■ WHAT YOU SHOULD DO
Below is a block of records; reproduce all of them exactly and leave out any pictures.

● ● ●

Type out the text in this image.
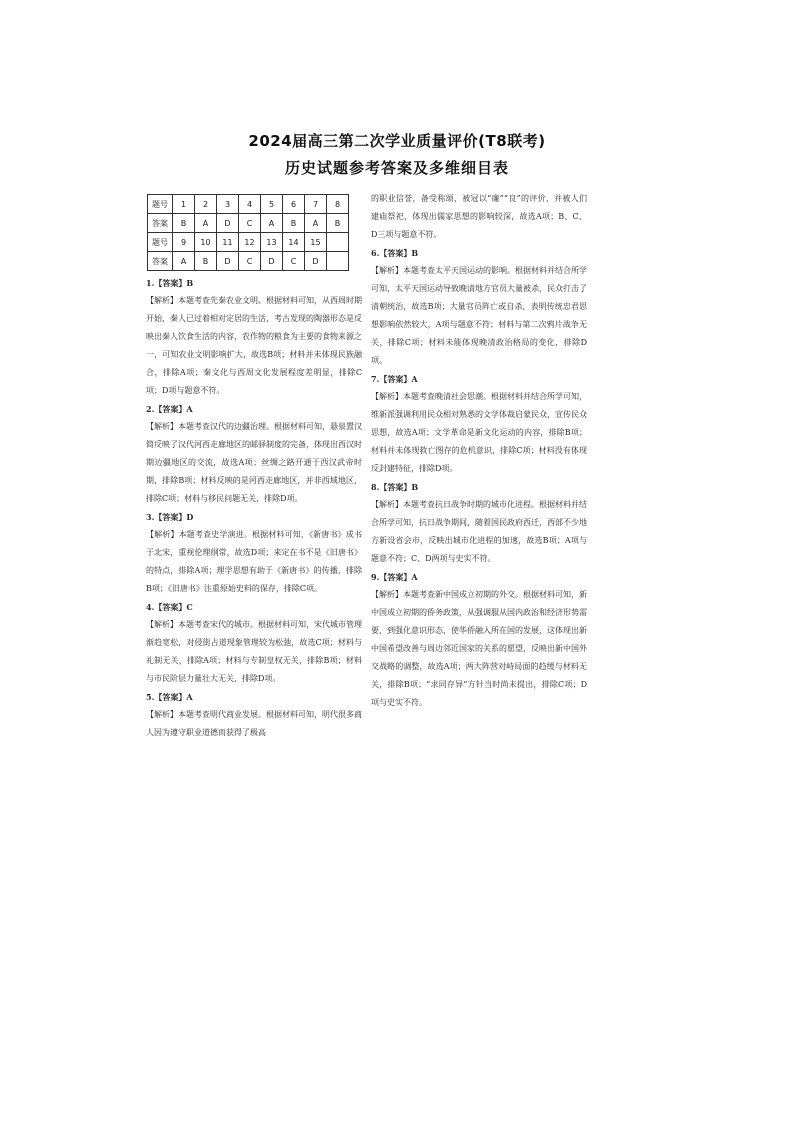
2024届高三第二次学业质量评价(T8联考)
历史试题参考答案及多维细目表
题号	1	2	3	4	5	6	7	8
答案	B	A	D	C	A	B	A	B
题号	9	10	11	12	13	14	15	
答案	A	B	D	C	D	C	D	

1.【答案】B

【解析】本题考查先秦农业文明。根据材料可知，从西周时期开始，秦人已过着相对定居的生活，考古发现的陶器形态是反映出秦人饮食生活的内容，农作物的粮食为主要的食物来源之一，可知农业文明影响扩大，故选B项；材料并未体现民族融合，排除A项；秦文化与西周文化发展程度差明显，排除C项；D项与题意不符。

2.【答案】A

【解析】本题考查汉代的边疆治理。根据材料可知，悬泉置汉简反映了汉代河西走廊地区的邮驿制度的完备，体现出西汉时期边疆地区的交流，故选A项；丝绸之路开通于西汉武帝时期，排除B项；材料反映的是河西走廊地区，并非西域地区，排除C项；材料与移民问题无关，排除D项。

3.【答案】D

【解析】本题考查史学演进。根据材料可知，《新唐书》成书于北宋，重视伦理纲常，故选D项；来定在书不是《旧唐书》的特点，排除A项；理学思想有助于《新唐书》的传播，排除B项；《旧唐书》注重原始史料的保存，排除C项。

4.【答案】C

【解析】本题考查宋代的城市。根据材料可知，宋代城市管理渐趋宽松，对侵街占道现象管理较为松弛，故选C项；材料与礼制无关，排除A项；材料与专制皇权无关，排除B项；材料与市民阶层力量壮大无关，排除D项。

5.【答案】A

【解析】本题考查明代商业发展。根据材料可知，明代很多商人因为遵守职业道德而获得了极高

的职业信誉，备受称颂，被冠以“廉”“良”的评价，并被人们建庙祭祀，体现出儒家思想的影响较深，故选A项；B、C、D三项与题意不符。

6.【答案】B

【解析】本题考查太平天国运动的影响。根据材料并结合所学可知，太平天国运动导致晚清地方官员大量被杀，民众打击了清朝统治，故选B项；大量官员阵亡或自杀，表明传统忠君思想影响依然较大，A项与题意不符；材料与第二次鸦片战争无关，排除C项；材料未能体现晚清政治格局的变化，排除D项。

7.【答案】A

【解析】本题考查晚清社会思潮。根据材料并结合所学可知，维新派强调利用民众相对熟悉的文学体裁启蒙民众，宣传民众思想，故选A项；文学革命是新文化运动的内容，排除B项；材料并未体现救亡图存的危机意识，排除C项；材料没有体现反封建特征，排除D项。

8.【答案】B

【解析】本题考查抗日战争时期的城市化进程。根据材料并结合所学可知，抗日战争期间，随着国民政府西迁，西部不少地方新设省会市，反映出城市化进程的加速，故选B项；A项与题意不符；C、D两项与史实不符。

9.【答案】A

【解析】本题考查新中国成立初期的外交。根据材料可知，新中国成立初期的侨务政策，从强调服从国内政治和经济形势需要，到强化意识形态，使华侨融入所在国的发展，这体现出新中国希望改善与周边邻近国家的关系的愿望，反映出新中国外交战略的调整，故选A项；两大阵营对峙局面的趋缓与材料无关，排除B项；“求同存异”方针当时尚未提出，排除C项；D项与史实不符。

● ● ●

■ SOLUTION TO THE PROBLEM
Type out the text in this image.
2024届高三第二次学业质量评价(T8联考)
历史试题参考答案及多维细目表
题号	1	2	3	4	5	6	7	8
答案	B	A	D	C	A	B	A	B
题号	9	10	11	12	13	14	15	
答案	A	B	D	C	D	C	D	

1.【答案】B

【解析】本题考查先秦农业文明。根据材料可知，从西周时期开始，秦人已过着相对定居的生活，考古发现的陶器形态是反映出秦人饮食生活的内容，农作物的粮食为主要的食物来源之一，可知农业文明影响扩大，故选B项；材料并未体现民族融合，排除A项；秦文化与西周文化发展程度差明显，排除C项；D项与题意不符。

2.【答案】A

【解析】本题考查汉代的边疆治理。根据材料可知，悬泉置汉简反映了汉代河西走廊地区的邮驿制度的完备，体现出西汉时期边疆地区的交流，故选A项；丝绸之路开通于西汉武帝时期，排除B项；材料反映的是河西走廊地区，并非西域地区，排除C项；材料与移民问题无关，排除D项。

3.【答案】D

【解析】本题考查史学演进。根据材料可知，《新唐书》成书于北宋，重视伦理纲常，故选D项；来定在书不是《旧唐书》的特点，排除A项；理学思想有助于《新唐书》的传播，排除B项；《旧唐书》注重原始史料的保存，排除C项。

4.【答案】C

【解析】本题考查宋代的城市。根据材料可知，宋代城市管理渐趋宽松，对侵街占道现象管理较为松弛，故选C项；材料与礼制无关，排除A项；材料与专制皇权无关，排除B项；材料与市民阶层力量壮大无关，排除D项。

5.【答案】A

【解析】本题考查明代商业发展。根据材料可知，明代很多商人因为遵守职业道德而获得了极高

的职业信誉，备受称颂，被冠以“廉”“良”的评价，并被人们建庙祭祀，体现出儒家思想的影响较深，故选A项；B、C、D三项与题意不符。

6.【答案】B

【解析】本题考查太平天国运动的影响。根据材料并结合所学可知，太平天国运动导致晚清地方官员大量被杀，民众打击了清朝统治，故选B项；大量官员阵亡或自杀，表明传统忠君思想影响依然较大，A项与题意不符；材料与第二次鸦片战争无关，排除C项；材料未能体现晚清政治格局的变化，排除D项。

7.【答案】A

【解析】本题考查晚清社会思潮。根据材料并结合所学可知，维新派强调利用民众相对熟悉的文学体裁启蒙民众，宣传民众思想，故选A项；文学革命是新文化运动的内容，排除B项；材料并未体现救亡图存的危机意识，排除C项；材料没有体现反封建特征，排除D项。

8.【答案】B

【解析】本题考查抗日战争时期的城市化进程。根据材料并结合所学可知，抗日战争期间，随着国民政府西迁，西部不少地方新设省会市，反映出城市化进程的加速，故选B项；A项与题意不符；C、D两项与史实不符。

9.【答案】A

【解析】本题考查新中国成立初期的外交。根据材料可知，新中国成立初期的侨务政策，从强调服从国内政治和经济形势需要，到强化意识形态，使华侨融入所在国的发展，这体现出新中国希望改善与周边邻近国家的关系的愿望，反映出新中国外交战略的调整，故选A项；两大阵营对峙局面的趋缓与材料无关，排除B项；“求同存异”方针当时尚未提出，排除C项；D项与史实不符。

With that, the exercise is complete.